======== ENTRIES PROVIDED
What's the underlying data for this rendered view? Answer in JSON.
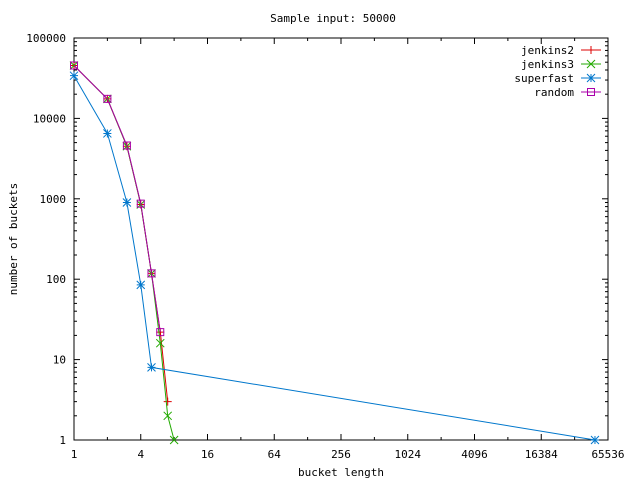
{
  "chart_data": {
    "type": "line",
    "title": "Sample input: 50000",
    "xlabel": "bucket length",
    "ylabel": "number of buckets",
    "x_scale": "log2",
    "y_scale": "log10",
    "xlim": [
      1,
      65536
    ],
    "ylim": [
      1,
      100000
    ],
    "x_ticks": [
      1,
      4,
      16,
      64,
      256,
      1024,
      4096,
      16384,
      65536
    ],
    "x_tick_labels": [
      "1",
      "4",
      "16",
      "64",
      "256",
      "1024",
      "4096",
      "16384",
      "65536"
    ],
    "y_ticks": [
      1,
      10,
      100,
      1000,
      10000,
      100000
    ],
    "y_tick_labels": [
      "1",
      "10",
      "100",
      "1000",
      "10000",
      "100000"
    ],
    "grid": false,
    "legend_position": "top-right",
    "series": [
      {
        "name": "jenkins2",
        "color": "#dd0000",
        "marker": "plus",
        "points": [
          [
            1,
            45500
          ],
          [
            2,
            17500
          ],
          [
            3,
            4500
          ],
          [
            4,
            850
          ],
          [
            5,
            118
          ],
          [
            6,
            22
          ],
          [
            7,
            3
          ]
        ]
      },
      {
        "name": "jenkins3",
        "color": "#22aa00",
        "marker": "cross",
        "points": [
          [
            1,
            45500
          ],
          [
            2,
            17500
          ],
          [
            3,
            4500
          ],
          [
            4,
            850
          ],
          [
            5,
            118
          ],
          [
            6,
            16
          ],
          [
            7,
            2
          ],
          [
            8,
            1
          ]
        ]
      },
      {
        "name": "superfast",
        "color": "#0077cc",
        "marker": "star",
        "points": [
          [
            1,
            34000
          ],
          [
            2,
            6500
          ],
          [
            3,
            900
          ],
          [
            4,
            85
          ],
          [
            5,
            8
          ],
          [
            50000,
            1
          ]
        ]
      },
      {
        "name": "random",
        "color": "#aa00aa",
        "marker": "square",
        "points": [
          [
            1,
            45500
          ],
          [
            2,
            17500
          ],
          [
            3,
            4600
          ],
          [
            4,
            870
          ],
          [
            5,
            118
          ],
          [
            6,
            22
          ]
        ]
      }
    ]
  }
}
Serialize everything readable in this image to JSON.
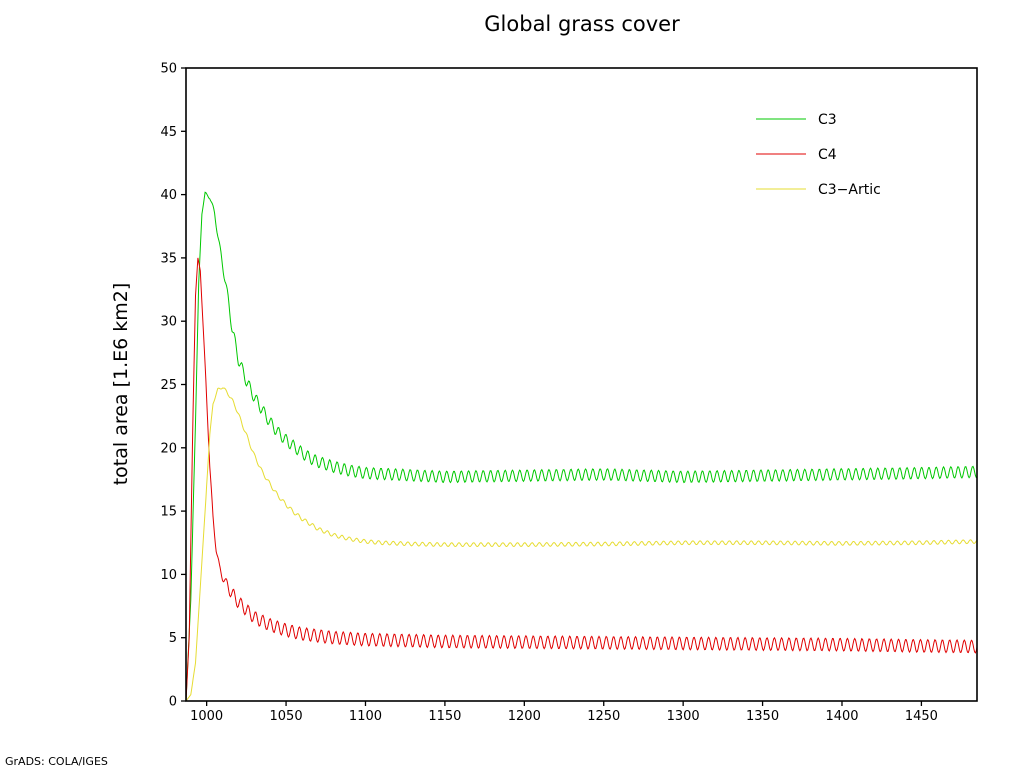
{
  "footer": {
    "credit": "GrADS: COLA/IGES"
  },
  "chart_data": {
    "type": "line",
    "title": "Global grass cover",
    "xlabel": "",
    "ylabel": "total area [1.E6 km2]",
    "xlim": [
      987,
      1485
    ],
    "ylim": [
      0,
      50
    ],
    "xticks": [
      1000,
      1050,
      1100,
      1150,
      1200,
      1250,
      1300,
      1350,
      1400,
      1450
    ],
    "yticks": [
      0,
      5,
      10,
      15,
      20,
      25,
      30,
      35,
      40,
      45,
      50
    ],
    "grid": false,
    "legend_position": "top-right",
    "series": [
      {
        "name": "C3",
        "color": "#00c800",
        "points": [
          [
            987,
            0
          ],
          [
            990,
            8
          ],
          [
            993,
            22
          ],
          [
            995,
            33
          ],
          [
            997,
            38.5
          ],
          [
            999,
            40.1
          ],
          [
            1002,
            39.8
          ],
          [
            1005,
            38.5
          ],
          [
            1008,
            36
          ],
          [
            1012,
            33
          ],
          [
            1016,
            29.5
          ],
          [
            1020,
            27
          ],
          [
            1025,
            25.3
          ],
          [
            1030,
            24
          ],
          [
            1035,
            23
          ],
          [
            1040,
            22
          ],
          [
            1045,
            21.2
          ],
          [
            1050,
            20.6
          ],
          [
            1055,
            20.1
          ],
          [
            1060,
            19.6
          ],
          [
            1065,
            19.2
          ],
          [
            1070,
            18.9
          ],
          [
            1080,
            18.5
          ],
          [
            1090,
            18.2
          ],
          [
            1100,
            18
          ],
          [
            1150,
            17.7
          ],
          [
            1200,
            17.8
          ],
          [
            1250,
            17.9
          ],
          [
            1300,
            17.7
          ],
          [
            1350,
            17.8
          ],
          [
            1400,
            17.9
          ],
          [
            1450,
            18
          ],
          [
            1485,
            18.1
          ]
        ],
        "oscillation": {
          "period": 4.6,
          "amplitude": 0.45
        }
      },
      {
        "name": "C4",
        "color": "#e00000",
        "points": [
          [
            987,
            0
          ],
          [
            989,
            5
          ],
          [
            991,
            20
          ],
          [
            993,
            32
          ],
          [
            994.5,
            35
          ],
          [
            996,
            34
          ],
          [
            998,
            29
          ],
          [
            1000,
            24
          ],
          [
            1002,
            18.5
          ],
          [
            1004,
            14.5
          ],
          [
            1006,
            12
          ],
          [
            1008,
            10.5
          ],
          [
            1012,
            9.3
          ],
          [
            1016,
            8.5
          ],
          [
            1020,
            7.8
          ],
          [
            1025,
            7.2
          ],
          [
            1030,
            6.6
          ],
          [
            1040,
            6
          ],
          [
            1050,
            5.6
          ],
          [
            1060,
            5.3
          ],
          [
            1080,
            5
          ],
          [
            1100,
            4.85
          ],
          [
            1150,
            4.7
          ],
          [
            1200,
            4.65
          ],
          [
            1250,
            4.6
          ],
          [
            1300,
            4.55
          ],
          [
            1350,
            4.5
          ],
          [
            1400,
            4.45
          ],
          [
            1450,
            4.35
          ],
          [
            1485,
            4.3
          ]
        ],
        "oscillation": {
          "period": 4.6,
          "amplitude": 0.5
        }
      },
      {
        "name": "C3−Artic",
        "color": "#e6dc32",
        "points": [
          [
            987,
            0
          ],
          [
            990,
            0.5
          ],
          [
            993,
            3
          ],
          [
            996,
            9
          ],
          [
            999,
            15
          ],
          [
            1002,
            21
          ],
          [
            1004,
            23.5
          ],
          [
            1007,
            24.6
          ],
          [
            1010,
            24.8
          ],
          [
            1014,
            24.2
          ],
          [
            1018,
            23.3
          ],
          [
            1022,
            22
          ],
          [
            1026,
            20.7
          ],
          [
            1030,
            19.4
          ],
          [
            1035,
            18.1
          ],
          [
            1040,
            17.1
          ],
          [
            1045,
            16.2
          ],
          [
            1050,
            15.5
          ],
          [
            1055,
            14.9
          ],
          [
            1060,
            14.4
          ],
          [
            1065,
            14
          ],
          [
            1070,
            13.6
          ],
          [
            1080,
            13.1
          ],
          [
            1090,
            12.8
          ],
          [
            1100,
            12.6
          ],
          [
            1110,
            12.5
          ],
          [
            1130,
            12.4
          ],
          [
            1150,
            12.35
          ],
          [
            1200,
            12.35
          ],
          [
            1250,
            12.4
          ],
          [
            1300,
            12.5
          ],
          [
            1350,
            12.5
          ],
          [
            1400,
            12.45
          ],
          [
            1450,
            12.5
          ],
          [
            1485,
            12.6
          ]
        ],
        "oscillation": {
          "period": 4.6,
          "amplitude": 0.15
        }
      }
    ]
  }
}
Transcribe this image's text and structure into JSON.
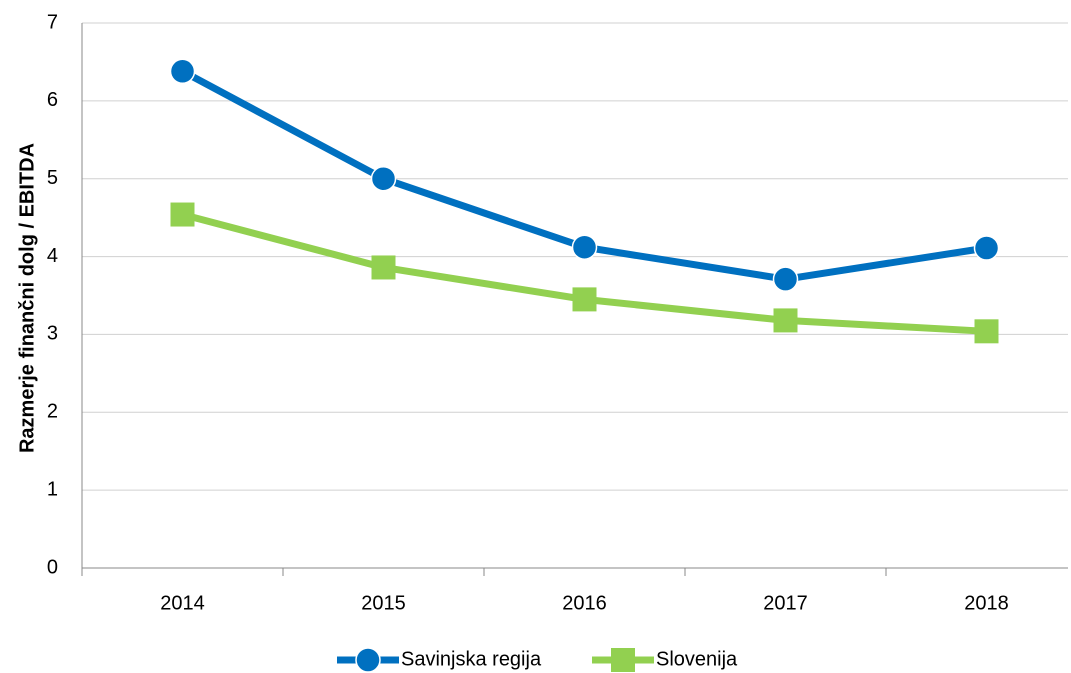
{
  "chart_data": {
    "type": "line",
    "y_label": "Razmerje finančni dolg / EBITDA",
    "categories": [
      "2014",
      "2015",
      "2016",
      "2017",
      "2018"
    ],
    "series": [
      {
        "name": "Savinjska regija",
        "color": "#0070c0",
        "values": [
          6.38,
          5.0,
          4.12,
          3.71,
          4.11
        ]
      },
      {
        "name": "Slovenija",
        "color": "#92d050",
        "values": [
          4.54,
          3.86,
          3.45,
          3.18,
          3.04
        ]
      }
    ],
    "ylim": [
      0,
      7
    ],
    "yticks": [
      0,
      1,
      2,
      3,
      4,
      5,
      6,
      7
    ],
    "grid": true,
    "legend": "bottom"
  }
}
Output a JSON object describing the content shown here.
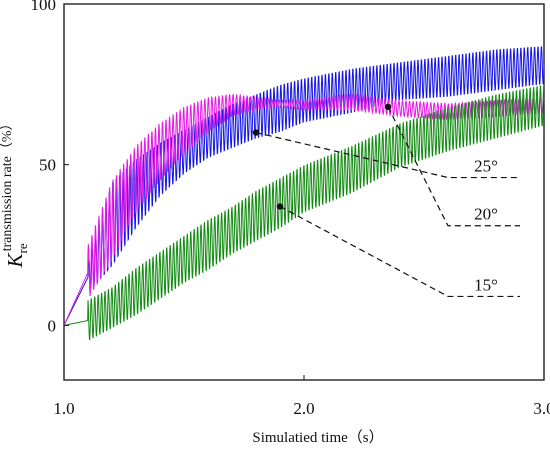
================
- [DIRECTIONS FOR THIS TASK]
Copy out all the data without changing anything, and drop the pictures.

- [EXERCISE RESULT]
What's the underlying data for this rendered view? Answer in JSON.
{
  "chart_data": {
    "type": "line",
    "title": "Sample input: 50000",
    "xlabel": "bucket length",
    "ylabel": "number of buckets",
    "x_scale": "log2",
    "y_scale": "log10",
    "xlim": [
      1,
      65536
    ],
    "ylim": [
      1,
      100000
    ],
    "x_ticks": [
      1,
      4,
      16,
      64,
      256,
      1024,
      4096,
      16384,
      65536
    ],
    "x_tick_labels": [
      "1",
      "4",
      "16",
      "64",
      "256",
      "1024",
      "4096",
      "16384",
      "65536"
    ],
    "y_ticks": [
      1,
      10,
      100,
      1000,
      10000,
      100000
    ],
    "y_tick_labels": [
      "1",
      "10",
      "100",
      "1000",
      "10000",
      "100000"
    ],
    "grid": false,
    "legend_position": "top-right",
    "series": [
      {
        "name": "jenkins2",
        "color": "#dd0000",
        "marker": "plus",
        "points": [
          [
            1,
            45500
          ],
          [
            2,
            17500
          ],
          [
            3,
            4500
          ],
          [
            4,
            850
          ],
          [
            5,
            118
          ],
          [
            6,
            22
          ],
          [
            7,
            3
          ]
        ]
      },
      {
        "name": "jenkins3",
        "color": "#22aa00",
        "marker": "cross",
        "points": [
          [
            1,
            45500
          ],
          [
            2,
            17500
          ],
          [
            3,
            4500
          ],
          [
            4,
            850
          ],
          [
            5,
            118
          ],
          [
            6,
            16
          ],
          [
            7,
            2
          ],
          [
            8,
            1
          ]
        ]
      },
      {
        "name": "superfast",
        "color": "#0077cc",
        "marker": "star",
        "points": [
          [
            1,
            34000
          ],
          [
            2,
            6500
          ],
          [
            3,
            900
          ],
          [
            4,
            85
          ],
          [
            5,
            8
          ],
          [
            50000,
            1
          ]
        ]
      },
      {
        "name": "random",
        "color": "#aa00aa",
        "marker": "square",
        "points": [
          [
            1,
            45500
          ],
          [
            2,
            17500
          ],
          [
            3,
            4600
          ],
          [
            4,
            870
          ],
          [
            5,
            118
          ],
          [
            6,
            22
          ]
        ]
      }
    ]
  }
}
Serialize everything readable in this image to JSON.
{
  "footer": {
    "credit": "GrADS: COLA/IGES"
  },
  "chart_data": {
    "type": "line",
    "title": "Global grass cover",
    "xlabel": "",
    "ylabel": "total area [1.E6 km2]",
    "xlim": [
      987,
      1485
    ],
    "ylim": [
      0,
      50
    ],
    "xticks": [
      1000,
      1050,
      1100,
      1150,
      1200,
      1250,
      1300,
      1350,
      1400,
      1450
    ],
    "yticks": [
      0,
      5,
      10,
      15,
      20,
      25,
      30,
      35,
      40,
      45,
      50
    ],
    "grid": false,
    "legend_position": "top-right",
    "series": [
      {
        "name": "C3",
        "color": "#00c800",
        "points": [
          [
            987,
            0
          ],
          [
            990,
            8
          ],
          [
            993,
            22
          ],
          [
            995,
            33
          ],
          [
            997,
            38.5
          ],
          [
            999,
            40.1
          ],
          [
            1002,
            39.8
          ],
          [
            1005,
            38.5
          ],
          [
            1008,
            36
          ],
          [
            1012,
            33
          ],
          [
            1016,
            29.5
          ],
          [
            1020,
            27
          ],
          [
            1025,
            25.3
          ],
          [
            1030,
            24
          ],
          [
            1035,
            23
          ],
          [
            1040,
            22
          ],
          [
            1045,
            21.2
          ],
          [
            1050,
            20.6
          ],
          [
            1055,
            20.1
          ],
          [
            1060,
            19.6
          ],
          [
            1065,
            19.2
          ],
          [
            1070,
            18.9
          ],
          [
            1080,
            18.5
          ],
          [
            1090,
            18.2
          ],
          [
            1100,
            18
          ],
          [
            1150,
            17.7
          ],
          [
            1200,
            17.8
          ],
          [
            1250,
            17.9
          ],
          [
            1300,
            17.7
          ],
          [
            1350,
            17.8
          ],
          [
            1400,
            17.9
          ],
          [
            1450,
            18
          ],
          [
            1485,
            18.1
          ]
        ],
        "oscillation": {
          "period": 4.6,
          "amplitude": 0.45
        }
      },
      {
        "name": "C4",
        "color": "#e00000",
        "points": [
          [
            987,
            0
          ],
          [
            989,
            5
          ],
          [
            991,
            20
          ],
          [
            993,
            32
          ],
          [
            994.5,
            35
          ],
          [
            996,
            34
          ],
          [
            998,
            29
          ],
          [
            1000,
            24
          ],
          [
            1002,
            18.5
          ],
          [
            1004,
            14.5
          ],
          [
            1006,
            12
          ],
          [
            1008,
            10.5
          ],
          [
            1012,
            9.3
          ],
          [
            1016,
            8.5
          ],
          [
            1020,
            7.8
          ],
          [
            1025,
            7.2
          ],
          [
            1030,
            6.6
          ],
          [
            1040,
            6
          ],
          [
            1050,
            5.6
          ],
          [
            1060,
            5.3
          ],
          [
            1080,
            5
          ],
          [
            1100,
            4.85
          ],
          [
            1150,
            4.7
          ],
          [
            1200,
            4.65
          ],
          [
            1250,
            4.6
          ],
          [
            1300,
            4.55
          ],
          [
            1350,
            4.5
          ],
          [
            1400,
            4.45
          ],
          [
            1450,
            4.35
          ],
          [
            1485,
            4.3
          ]
        ],
        "oscillation": {
          "period": 4.6,
          "amplitude": 0.5
        }
      },
      {
        "name": "C3−Artic",
        "color": "#e6dc32",
        "points": [
          [
            987,
            0
          ],
          [
            990,
            0.5
          ],
          [
            993,
            3
          ],
          [
            996,
            9
          ],
          [
            999,
            15
          ],
          [
            1002,
            21
          ],
          [
            1004,
            23.5
          ],
          [
            1007,
            24.6
          ],
          [
            1010,
            24.8
          ],
          [
            1014,
            24.2
          ],
          [
            1018,
            23.3
          ],
          [
            1022,
            22
          ],
          [
            1026,
            20.7
          ],
          [
            1030,
            19.4
          ],
          [
            1035,
            18.1
          ],
          [
            1040,
            17.1
          ],
          [
            1045,
            16.2
          ],
          [
            1050,
            15.5
          ],
          [
            1055,
            14.9
          ],
          [
            1060,
            14.4
          ],
          [
            1065,
            14
          ],
          [
            1070,
            13.6
          ],
          [
            1080,
            13.1
          ],
          [
            1090,
            12.8
          ],
          [
            1100,
            12.6
          ],
          [
            1110,
            12.5
          ],
          [
            1130,
            12.4
          ],
          [
            1150,
            12.35
          ],
          [
            1200,
            12.35
          ],
          [
            1250,
            12.4
          ],
          [
            1300,
            12.5
          ],
          [
            1350,
            12.5
          ],
          [
            1400,
            12.45
          ],
          [
            1450,
            12.5
          ],
          [
            1485,
            12.6
          ]
        ],
        "oscillation": {
          "period": 4.6,
          "amplitude": 0.15
        }
      }
    ]
  }
}
Transcribe this image's text and structure into JSON.
{
  "chart_data": {
    "type": "line",
    "y_label": "Razmerje finančni dolg / EBITDA",
    "categories": [
      "2014",
      "2015",
      "2016",
      "2017",
      "2018"
    ],
    "series": [
      {
        "name": "Savinjska regija",
        "color": "#0070c0",
        "values": [
          6.38,
          5.0,
          4.12,
          3.71,
          4.11
        ]
      },
      {
        "name": "Slovenija",
        "color": "#92d050",
        "values": [
          4.54,
          3.86,
          3.45,
          3.18,
          3.04
        ]
      }
    ],
    "ylim": [
      0,
      7
    ],
    "yticks": [
      0,
      1,
      2,
      3,
      4,
      5,
      6,
      7
    ],
    "grid": true,
    "legend": "bottom"
  }
}
Output a JSON object describing the content shown here.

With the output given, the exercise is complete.